— What is required —
Reproduce all entries precisely as they are written.
----
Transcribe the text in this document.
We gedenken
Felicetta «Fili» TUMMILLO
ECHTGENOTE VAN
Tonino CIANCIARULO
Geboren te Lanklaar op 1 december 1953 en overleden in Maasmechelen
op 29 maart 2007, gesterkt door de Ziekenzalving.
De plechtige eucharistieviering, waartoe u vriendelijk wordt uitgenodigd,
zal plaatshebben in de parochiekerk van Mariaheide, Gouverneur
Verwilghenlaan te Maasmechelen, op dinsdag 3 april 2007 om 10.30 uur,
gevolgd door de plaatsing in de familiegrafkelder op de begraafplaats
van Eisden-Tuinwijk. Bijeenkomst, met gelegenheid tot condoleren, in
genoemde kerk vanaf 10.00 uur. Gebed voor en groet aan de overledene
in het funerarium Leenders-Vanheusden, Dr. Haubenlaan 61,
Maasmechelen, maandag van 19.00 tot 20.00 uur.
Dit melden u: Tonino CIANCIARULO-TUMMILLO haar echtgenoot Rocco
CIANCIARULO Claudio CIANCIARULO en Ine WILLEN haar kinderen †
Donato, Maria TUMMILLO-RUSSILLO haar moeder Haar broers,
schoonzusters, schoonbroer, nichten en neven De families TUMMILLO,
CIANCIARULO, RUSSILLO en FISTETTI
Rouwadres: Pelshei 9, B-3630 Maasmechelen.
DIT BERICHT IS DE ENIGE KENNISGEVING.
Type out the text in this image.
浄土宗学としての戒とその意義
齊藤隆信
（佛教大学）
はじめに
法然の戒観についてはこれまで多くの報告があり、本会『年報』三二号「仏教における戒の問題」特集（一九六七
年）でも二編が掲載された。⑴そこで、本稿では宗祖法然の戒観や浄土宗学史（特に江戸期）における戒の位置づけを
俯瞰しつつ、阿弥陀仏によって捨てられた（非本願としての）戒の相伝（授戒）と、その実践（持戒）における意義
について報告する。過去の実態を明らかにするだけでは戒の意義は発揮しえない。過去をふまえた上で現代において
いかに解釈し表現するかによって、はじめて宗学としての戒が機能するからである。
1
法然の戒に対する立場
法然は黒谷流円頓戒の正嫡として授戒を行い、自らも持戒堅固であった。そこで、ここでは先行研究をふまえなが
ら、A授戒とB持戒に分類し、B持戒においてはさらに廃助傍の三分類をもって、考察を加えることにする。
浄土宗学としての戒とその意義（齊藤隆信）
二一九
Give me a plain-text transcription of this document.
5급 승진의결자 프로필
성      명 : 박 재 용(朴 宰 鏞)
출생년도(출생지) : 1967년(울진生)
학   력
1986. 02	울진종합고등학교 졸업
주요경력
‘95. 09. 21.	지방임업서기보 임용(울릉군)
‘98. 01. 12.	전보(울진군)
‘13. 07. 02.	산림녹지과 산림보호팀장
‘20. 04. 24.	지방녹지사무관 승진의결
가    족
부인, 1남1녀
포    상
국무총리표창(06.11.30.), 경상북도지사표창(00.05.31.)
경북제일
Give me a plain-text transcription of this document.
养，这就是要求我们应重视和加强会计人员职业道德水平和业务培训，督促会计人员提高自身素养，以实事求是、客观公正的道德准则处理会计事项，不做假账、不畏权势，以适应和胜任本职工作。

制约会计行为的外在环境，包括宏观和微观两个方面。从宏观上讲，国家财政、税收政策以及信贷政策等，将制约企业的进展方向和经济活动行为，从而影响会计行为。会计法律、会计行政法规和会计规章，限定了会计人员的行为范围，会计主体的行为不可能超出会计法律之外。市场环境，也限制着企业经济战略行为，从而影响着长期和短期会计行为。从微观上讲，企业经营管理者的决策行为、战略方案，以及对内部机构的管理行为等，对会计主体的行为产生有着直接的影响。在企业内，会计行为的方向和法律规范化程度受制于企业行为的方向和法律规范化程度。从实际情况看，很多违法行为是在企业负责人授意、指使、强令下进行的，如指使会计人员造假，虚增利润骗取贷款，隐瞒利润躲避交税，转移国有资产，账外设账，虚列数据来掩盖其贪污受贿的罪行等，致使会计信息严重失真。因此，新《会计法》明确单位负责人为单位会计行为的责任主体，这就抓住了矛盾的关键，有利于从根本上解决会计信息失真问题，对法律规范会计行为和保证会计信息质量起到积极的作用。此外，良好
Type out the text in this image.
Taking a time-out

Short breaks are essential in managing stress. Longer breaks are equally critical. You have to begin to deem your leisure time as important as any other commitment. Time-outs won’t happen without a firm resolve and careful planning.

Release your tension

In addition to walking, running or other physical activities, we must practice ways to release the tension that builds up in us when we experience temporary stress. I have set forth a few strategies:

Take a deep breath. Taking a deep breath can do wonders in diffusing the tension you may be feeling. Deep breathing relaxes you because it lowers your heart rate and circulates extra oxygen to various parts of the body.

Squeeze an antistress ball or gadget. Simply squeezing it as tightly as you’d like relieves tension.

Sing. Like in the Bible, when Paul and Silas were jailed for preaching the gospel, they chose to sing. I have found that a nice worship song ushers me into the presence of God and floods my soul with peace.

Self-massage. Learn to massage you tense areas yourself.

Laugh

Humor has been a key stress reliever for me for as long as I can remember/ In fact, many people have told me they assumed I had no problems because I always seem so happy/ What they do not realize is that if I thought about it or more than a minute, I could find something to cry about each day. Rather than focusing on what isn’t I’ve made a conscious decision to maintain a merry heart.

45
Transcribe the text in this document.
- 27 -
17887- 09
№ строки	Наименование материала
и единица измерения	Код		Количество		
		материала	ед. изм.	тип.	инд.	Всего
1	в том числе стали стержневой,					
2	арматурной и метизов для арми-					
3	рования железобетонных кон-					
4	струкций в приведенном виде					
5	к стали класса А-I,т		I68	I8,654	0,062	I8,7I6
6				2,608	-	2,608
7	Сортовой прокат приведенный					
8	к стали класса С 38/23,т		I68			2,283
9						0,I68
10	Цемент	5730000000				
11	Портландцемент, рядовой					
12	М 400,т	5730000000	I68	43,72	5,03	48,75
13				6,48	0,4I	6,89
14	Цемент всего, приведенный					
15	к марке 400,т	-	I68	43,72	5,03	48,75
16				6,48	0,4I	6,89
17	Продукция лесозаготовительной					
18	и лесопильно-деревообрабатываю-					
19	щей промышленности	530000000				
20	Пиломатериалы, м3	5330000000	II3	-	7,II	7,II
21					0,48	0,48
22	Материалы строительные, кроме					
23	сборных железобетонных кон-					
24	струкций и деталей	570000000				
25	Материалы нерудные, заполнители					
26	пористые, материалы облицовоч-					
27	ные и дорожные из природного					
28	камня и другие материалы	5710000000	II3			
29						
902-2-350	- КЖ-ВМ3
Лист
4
----
— Final result —
Transcribe the text in this document.
We gedenken
Felicetta «Fili» TUMMILLO
ECHTGENOTE VAN
Tonino CIANCIARULO
Geboren te Lanklaar op 1 december 1953 en overleden in Maasmechelen
op 29 maart 2007, gesterkt door de Ziekenzalving.
De plechtige eucharistieviering, waartoe u vriendelijk wordt uitgenodigd,
zal plaatshebben in de parochiekerk van Mariaheide, Gouverneur
Verwilghenlaan te Maasmechelen, op dinsdag 3 april 2007 om 10.30 uur,
gevolgd door de plaatsing in de familiegrafkelder op de begraafplaats
van Eisden-Tuinwijk. Bijeenkomst, met gelegenheid tot condoleren, in
genoemde kerk vanaf 10.00 uur. Gebed voor en groet aan de overledene
in het funerarium Leenders-Vanheusden, Dr. Haubenlaan 61,
Maasmechelen, maandag van 19.00 tot 20.00 uur.
Dit melden u: Tonino CIANCIARULO-TUMMILLO haar echtgenoot Rocco
CIANCIARULO Claudio CIANCIARULO en Ine WILLEN haar kinderen †
Donato, Maria TUMMILLO-RUSSILLO haar moeder Haar broers,
schoonzusters, schoonbroer, nichten en neven De families TUMMILLO,
CIANCIARULO, RUSSILLO en FISTETTI
Rouwadres: Pelshei 9, B-3630 Maasmechelen.
DIT BERICHT IS DE ENIGE KENNISGEVING.
Type out the text in this image.
浄土宗学としての戒とその意義
齊藤隆信
（佛教大学）
はじめに
法然の戒観についてはこれまで多くの報告があり、本会『年報』三二号「仏教における戒の問題」特集（一九六七
年）でも二編が掲載された。⑴そこで、本稿では宗祖法然の戒観や浄土宗学史（特に江戸期）における戒の位置づけを
俯瞰しつつ、阿弥陀仏によって捨てられた（非本願としての）戒の相伝（授戒）と、その実践（持戒）における意義
について報告する。過去の実態を明らかにするだけでは戒の意義は発揮しえない。過去をふまえた上で現代において
いかに解釈し表現するかによって、はじめて宗学としての戒が機能するからである。
1
法然の戒に対する立場
法然は黒谷流円頓戒の正嫡として授戒を行い、自らも持戒堅固であった。そこで、ここでは先行研究をふまえなが
ら、A授戒とB持戒に分類し、B持戒においてはさらに廃助傍の三分類をもって、考察を加えることにする。
浄土宗学としての戒とその意義（齊藤隆信）
二一九
Give me a plain-text transcription of this document.
5급 승진의결자 프로필
성      명 : 박 재 용(朴 宰 鏞)
출생년도(출생지) : 1967년(울진生)
학   력
1986. 02	울진종합고등학교 졸업
주요경력
‘95. 09. 21.	지방임업서기보 임용(울릉군)
‘98. 01. 12.	전보(울진군)
‘13. 07. 02.	산림녹지과 산림보호팀장
‘20. 04. 24.	지방녹지사무관 승진의결
가    족
부인, 1남1녀
포    상
국무총리표창(06.11.30.), 경상북도지사표창(00.05.31.)
경북제일
Give me a plain-text transcription of this document.
养，这就是要求我们应重视和加强会计人员职业道德水平和业务培训，督促会计人员提高自身素养，以实事求是、客观公正的道德准则处理会计事项，不做假账、不畏权势，以适应和胜任本职工作。

制约会计行为的外在环境，包括宏观和微观两个方面。从宏观上讲，国家财政、税收政策以及信贷政策等，将制约企业的进展方向和经济活动行为，从而影响会计行为。会计法律、会计行政法规和会计规章，限定了会计人员的行为范围，会计主体的行为不可能超出会计法律之外。市场环境，也限制着企业经济战略行为，从而影响着长期和短期会计行为。从微观上讲，企业经营管理者的决策行为、战略方案，以及对内部机构的管理行为等，对会计主体的行为产生有着直接的影响。在企业内，会计行为的方向和法律规范化程度受制于企业行为的方向和法律规范化程度。从实际情况看，很多违法行为是在企业负责人授意、指使、强令下进行的，如指使会计人员造假，虚增利润骗取贷款，隐瞒利润躲避交税，转移国有资产，账外设账，虚列数据来掩盖其贪污受贿的罪行等，致使会计信息严重失真。因此，新《会计法》明确单位负责人为单位会计行为的责任主体，这就抓住了矛盾的关键，有利于从根本上解决会计信息失真问题，对法律规范会计行为和保证会计信息质量起到积极的作用。此外，良好
Type out the text in this image.
Taking a time-out

Short breaks are essential in managing stress. Longer breaks are equally critical. You have to begin to deem your leisure time as important as any other commitment. Time-outs won’t happen without a firm resolve and careful planning.

Release your tension

In addition to walking, running or other physical activities, we must practice ways to release the tension that builds up in us when we experience temporary stress. I have set forth a few strategies:

Take a deep breath. Taking a deep breath can do wonders in diffusing the tension you may be feeling. Deep breathing relaxes you because it lowers your heart rate and circulates extra oxygen to various parts of the body.

Squeeze an antistress ball or gadget. Simply squeezing it as tightly as you’d like relieves tension.

Sing. Like in the Bible, when Paul and Silas were jailed for preaching the gospel, they chose to sing. I have found that a nice worship song ushers me into the presence of God and floods my soul with peace.

Self-massage. Learn to massage you tense areas yourself.

Laugh

Humor has been a key stress reliever for me for as long as I can remember/ In fact, many people have told me they assumed I had no problems because I always seem so happy/ What they do not realize is that if I thought about it or more than a minute, I could find something to cry about each day. Rather than focusing on what isn’t I’ve made a conscious decision to maintain a merry heart.

45
Transcribe the text in this document.
- 27 -
17887- 09
№ строки	Наименование материала
и единица измерения	Код		Количество		
		материала	ед. изм.	тип.	инд.	Всего
1	в том числе стали стержневой,					
2	арматурной и метизов для арми-					
3	рования железобетонных кон-					
4	струкций в приведенном виде					
5	к стали класса А-I,т		I68	I8,654	0,062	I8,7I6
6				2,608	-	2,608
7	Сортовой прокат приведенный					
8	к стали класса С 38/23,т		I68			2,283
9						0,I68
10	Цемент	5730000000				
11	Портландцемент, рядовой					
12	М 400,т	5730000000	I68	43,72	5,03	48,75
13				6,48	0,4I	6,89
14	Цемент всего, приведенный					
15	к марке 400,т	-	I68	43,72	5,03	48,75
16				6,48	0,4I	6,89
17	Продукция лесозаготовительной					
18	и лесопильно-деревообрабатываю-					
19	щей промышленности	530000000				
20	Пиломатериалы, м3	5330000000	II3	-	7,II	7,II
21					0,48	0,48
22	Материалы строительные, кроме					
23	сборных железобетонных кон-					
24	струкций и деталей	570000000				
25	Материалы нерудные, заполнители					
26	пористые, материалы облицовоч-					
27	ные и дорожные из природного					
28	камня и другие материалы	5710000000	II3			
29						
902-2-350	- КЖ-ВМ3
Лист
4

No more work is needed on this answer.